- **DO THIS**: Return all lines from the listing below in which the string "equity" occurs.

- **MATERIAL FOR THIS EXERCISE**:
——————————
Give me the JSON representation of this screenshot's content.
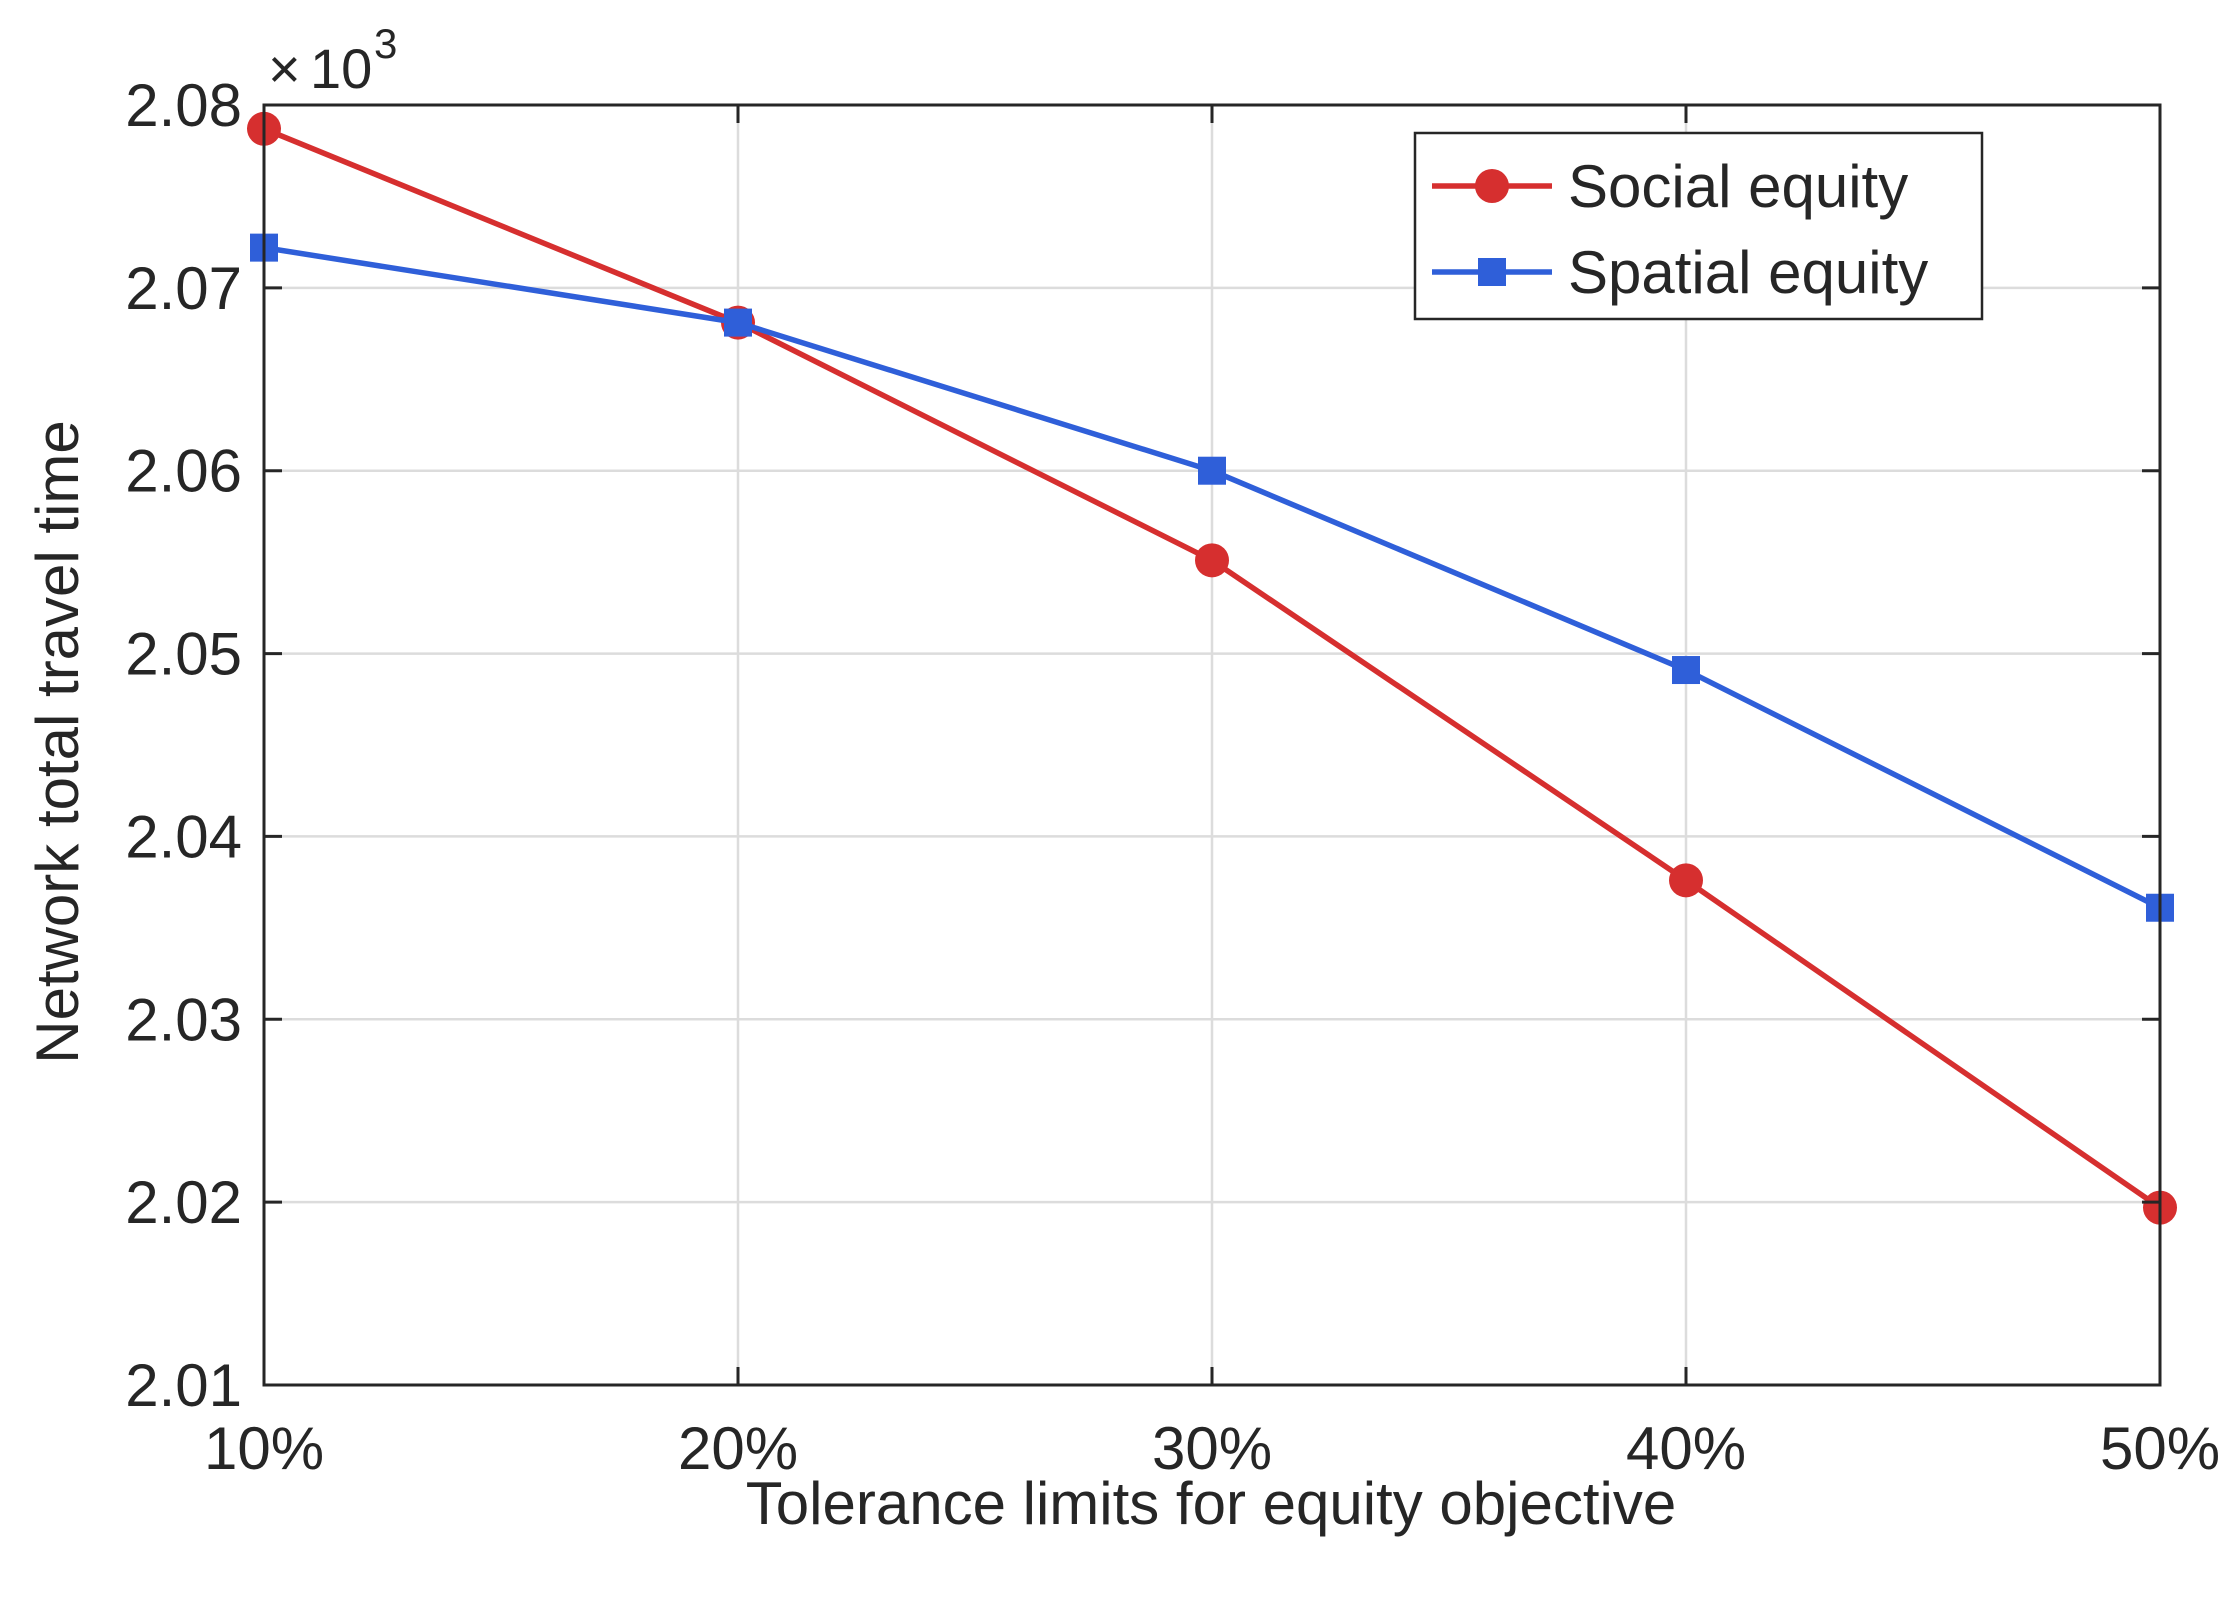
{
  "chart_data": {
    "type": "line",
    "xlabel": "Tolerance limits for equity objective",
    "ylabel": "Network total travel time",
    "categories": [
      "10%",
      "20%",
      "30%",
      "40%",
      "50%"
    ],
    "x": [
      10,
      20,
      30,
      40,
      50
    ],
    "xlim": [
      10,
      50
    ],
    "ylim": [
      2.01,
      2.08
    ],
    "yticks": [
      2.01,
      2.02,
      2.03,
      2.04,
      2.05,
      2.06,
      2.07,
      2.08
    ],
    "ytick_labels": [
      "2.01",
      "2.02",
      "2.03",
      "2.04",
      "2.05",
      "2.06",
      "2.07",
      "2.08"
    ],
    "y_exponent_base": "10",
    "y_exponent_power": "3",
    "grid": true,
    "legend_position": "top-right",
    "series": [
      {
        "name": "Social equity",
        "marker": "circle",
        "color": "#d62f2f",
        "values": [
          2.0787,
          2.0681,
          2.0551,
          2.0376,
          2.0197
        ]
      },
      {
        "name": "Spatial equity",
        "marker": "square",
        "color": "#2f5fd9",
        "values": [
          2.0722,
          2.0681,
          2.06,
          2.0491,
          2.0361
        ]
      }
    ]
  }
}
——————————
- **WRITTEN SOLUTION**:
    "xlabel": "Tolerance limits for equity objective",
        "name": "Social equity",
        "name": "Spatial equity",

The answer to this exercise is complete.